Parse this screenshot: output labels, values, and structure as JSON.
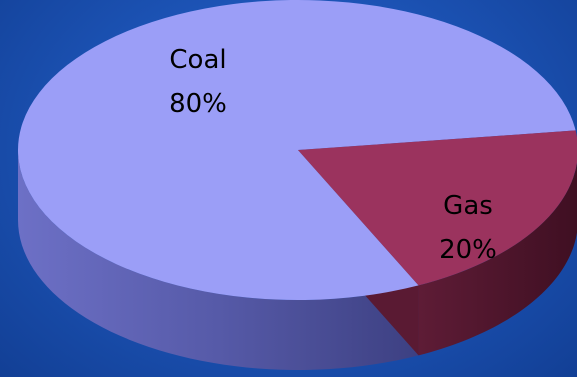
{
  "chart_data": {
    "type": "pie",
    "three_d": true,
    "title": "",
    "legend": "none",
    "slices": [
      {
        "name": "Coal",
        "value": 80,
        "label": "80%",
        "color": "#9b9ef7",
        "side_color": "#6f72c4"
      },
      {
        "name": "Gas",
        "value": 20,
        "label": "20%",
        "color": "#9b335e",
        "side_color": "#5a1a33"
      }
    ]
  },
  "colors": {
    "background": "#1d55b8"
  }
}
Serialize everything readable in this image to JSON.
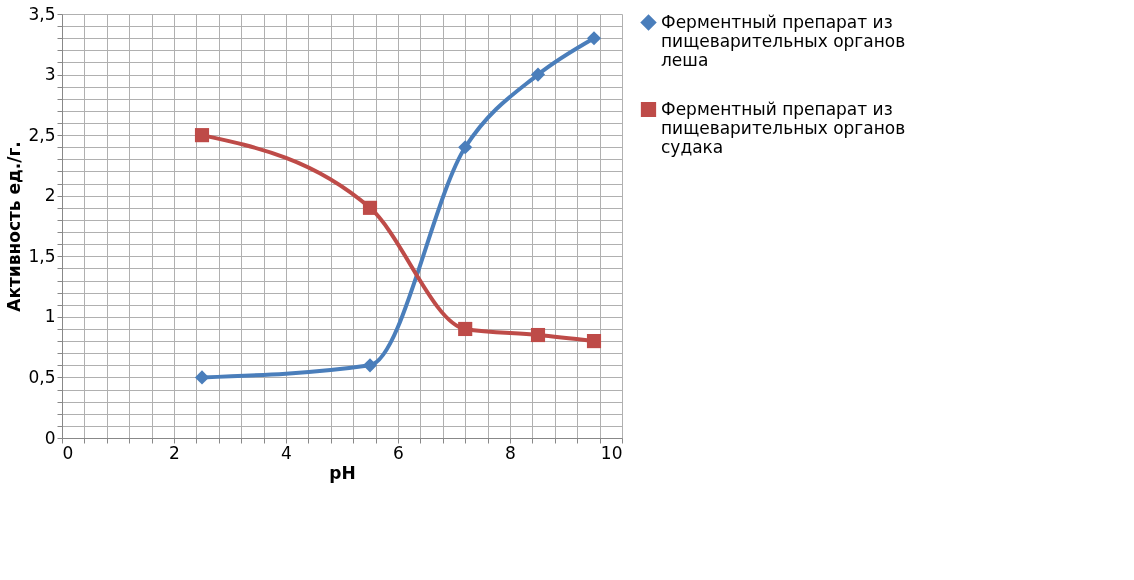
{
  "chart_data": {
    "type": "line",
    "xlabel": "pH",
    "ylabel": "Активность ед./г.",
    "x": [
      2.5,
      5.5,
      7.2,
      8.5,
      9.5
    ],
    "series": [
      {
        "name": "Ферментный препарат из пищеварительных органов леша",
        "color": "#4a7ebb",
        "marker": "diamond",
        "values": [
          0.5,
          0.6,
          2.4,
          3.0,
          3.3
        ]
      },
      {
        "name": "Ферментный препарат из пищеварительных органов судака",
        "color": "#be4b48",
        "marker": "square",
        "values": [
          2.5,
          1.9,
          0.9,
          0.85,
          0.8
        ]
      }
    ],
    "xlim": [
      0,
      10
    ],
    "xticks": [
      0,
      {
        "value": 0.4,
        "label": null
      },
      {
        "value": 0.8,
        "label": null
      },
      {
        "value": 1.2,
        "label": null
      },
      {
        "value": 1.6,
        "label": null
      },
      2,
      {
        "value": 2.4,
        "label": null
      },
      {
        "value": 2.8,
        "label": null
      },
      {
        "value": 3.2,
        "label": null
      },
      {
        "value": 3.6,
        "label": null
      },
      4,
      {
        "value": 4.4,
        "label": null
      },
      {
        "value": 4.8,
        "label": null
      },
      {
        "value": 5.2,
        "label": null
      },
      {
        "value": 5.6,
        "label": null
      },
      6,
      {
        "value": 6.4,
        "label": null
      },
      {
        "value": 6.8,
        "label": null
      },
      {
        "value": 7.2,
        "label": null
      },
      {
        "value": 7.6,
        "label": null
      },
      8,
      {
        "value": 8.4,
        "label": null
      },
      {
        "value": 8.8,
        "label": null
      },
      {
        "value": 9.2,
        "label": null
      },
      {
        "value": 9.6,
        "label": null
      },
      10
    ],
    "ylim": [
      0,
      3.5
    ],
    "yticks": [
      0,
      {
        "value": 0.1,
        "label": null
      },
      {
        "value": 0.2,
        "label": null
      },
      {
        "value": 0.3,
        "label": null
      },
      {
        "value": 0.4,
        "label": null
      },
      {
        "value": 0.5,
        "label": "0,5"
      },
      {
        "value": 0.6,
        "label": null
      },
      {
        "value": 0.7,
        "label": null
      },
      {
        "value": 0.8,
        "label": null
      },
      {
        "value": 0.9,
        "label": null
      },
      1,
      {
        "value": 1.1,
        "label": null
      },
      {
        "value": 1.2,
        "label": null
      },
      {
        "value": 1.3,
        "label": null
      },
      {
        "value": 1.4,
        "label": null
      },
      {
        "value": 1.5,
        "label": "1,5"
      },
      {
        "value": 1.6,
        "label": null
      },
      {
        "value": 1.7,
        "label": null
      },
      {
        "value": 1.8,
        "label": null
      },
      {
        "value": 1.9,
        "label": null
      },
      2,
      {
        "value": 2.1,
        "label": null
      },
      {
        "value": 2.2,
        "label": null
      },
      {
        "value": 2.3,
        "label": null
      },
      {
        "value": 2.4,
        "label": null
      },
      {
        "value": 2.5,
        "label": "2,5"
      },
      {
        "value": 2.6,
        "label": null
      },
      {
        "value": 2.7,
        "label": null
      },
      {
        "value": 2.8,
        "label": null
      },
      {
        "value": 2.9,
        "label": null
      },
      3,
      {
        "value": 3.1,
        "label": null
      },
      {
        "value": 3.2,
        "label": null
      },
      {
        "value": 3.3,
        "label": null
      },
      {
        "value": 3.4,
        "label": null
      },
      {
        "value": 3.5,
        "label": "3,5"
      }
    ],
    "grid": true,
    "legend": "right",
    "line_style": "solid"
  }
}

::::::::::

» Work instructions:
Reproduce the material above verbatim; omit every picture.

» Answer to the problem:
Parse this screenshot: output labels, values, and structure as JSON.
{
  "chart_data": {
    "type": "pie",
    "three_d": true,
    "title": "",
    "legend": "none",
    "slices": [
      {
        "name": "Coal",
        "value": 80,
        "label": "80%",
        "color": "#9b9ef7",
        "side_color": "#6f72c4"
      },
      {
        "name": "Gas",
        "value": 20,
        "label": "20%",
        "color": "#9b335e",
        "side_color": "#5a1a33"
      }
    ]
  },
  "colors": {
    "background": "#1d55b8"
  }
}
Serialize everything readable in this image to JSON.
{
  "chart_data": {
    "type": "line",
    "xlabel": "pH",
    "ylabel": "Активность ед./г.",
    "x": [
      2.5,
      5.5,
      7.2,
      8.5,
      9.5
    ],
    "series": [
      {
        "name": "Ферментный препарат из пищеварительных органов леша",
        "color": "#4a7ebb",
        "marker": "diamond",
        "values": [
          0.5,
          0.6,
          2.4,
          3.0,
          3.3
        ]
      },
      {
        "name": "Ферментный препарат из пищеварительных органов судака",
        "color": "#be4b48",
        "marker": "square",
        "values": [
          2.5,
          1.9,
          0.9,
          0.85,
          0.8
        ]
      }
    ],
    "xlim": [
      0,
      10
    ],
    "xticks": [
      0,
      {
        "value": 0.4,
        "label": null
      },
      {
        "value": 0.8,
        "label": null
      },
      {
        "value": 1.2,
        "label": null
      },
      {
        "value": 1.6,
        "label": null
      },
      2,
      {
        "value": 2.4,
        "label": null
      },
      {
        "value": 2.8,
        "label": null
      },
      {
        "value": 3.2,
        "label": null
      },
      {
        "value": 3.6,
        "label": null
      },
      4,
      {
        "value": 4.4,
        "label": null
      },
      {
        "value": 4.8,
        "label": null
      },
      {
        "value": 5.2,
        "label": null
      },
      {
        "value": 5.6,
        "label": null
      },
      6,
      {
        "value": 6.4,
        "label": null
      },
      {
        "value": 6.8,
        "label": null
      },
      {
        "value": 7.2,
        "label": null
      },
      {
        "value": 7.6,
        "label": null
      },
      8,
      {
        "value": 8.4,
        "label": null
      },
      {
        "value": 8.8,
        "label": null
      },
      {
        "value": 9.2,
        "label": null
      },
      {
        "value": 9.6,
        "label": null
      },
      10
    ],
    "ylim": [
      0,
      3.5
    ],
    "yticks": [
      0,
      {
        "value": 0.1,
        "label": null
      },
      {
        "value": 0.2,
        "label": null
      },
      {
        "value": 0.3,
        "label": null
      },
      {
        "value": 0.4,
        "label": null
      },
      {
        "value": 0.5,
        "label": "0,5"
      },
      {
        "value": 0.6,
        "label": null
      },
      {
        "value": 0.7,
        "label": null
      },
      {
        "value": 0.8,
        "label": null
      },
      {
        "value": 0.9,
        "label": null
      },
      1,
      {
        "value": 1.1,
        "label": null
      },
      {
        "value": 1.2,
        "label": null
      },
      {
        "value": 1.3,
        "label": null
      },
      {
        "value": 1.4,
        "label": null
      },
      {
        "value": 1.5,
        "label": "1,5"
      },
      {
        "value": 1.6,
        "label": null
      },
      {
        "value": 1.7,
        "label": null
      },
      {
        "value": 1.8,
        "label": null
      },
      {
        "value": 1.9,
        "label": null
      },
      2,
      {
        "value": 2.1,
        "label": null
      },
      {
        "value": 2.2,
        "label": null
      },
      {
        "value": 2.3,
        "label": null
      },
      {
        "value": 2.4,
        "label": null
      },
      {
        "value": 2.5,
        "label": "2,5"
      },
      {
        "value": 2.6,
        "label": null
      },
      {
        "value": 2.7,
        "label": null
      },
      {
        "value": 2.8,
        "label": null
      },
      {
        "value": 2.9,
        "label": null
      },
      3,
      {
        "value": 3.1,
        "label": null
      },
      {
        "value": 3.2,
        "label": null
      },
      {
        "value": 3.3,
        "label": null
      },
      {
        "value": 3.4,
        "label": null
      },
      {
        "value": 3.5,
        "label": "3,5"
      }
    ],
    "grid": true,
    "legend": "right",
    "line_style": "solid"
  }
}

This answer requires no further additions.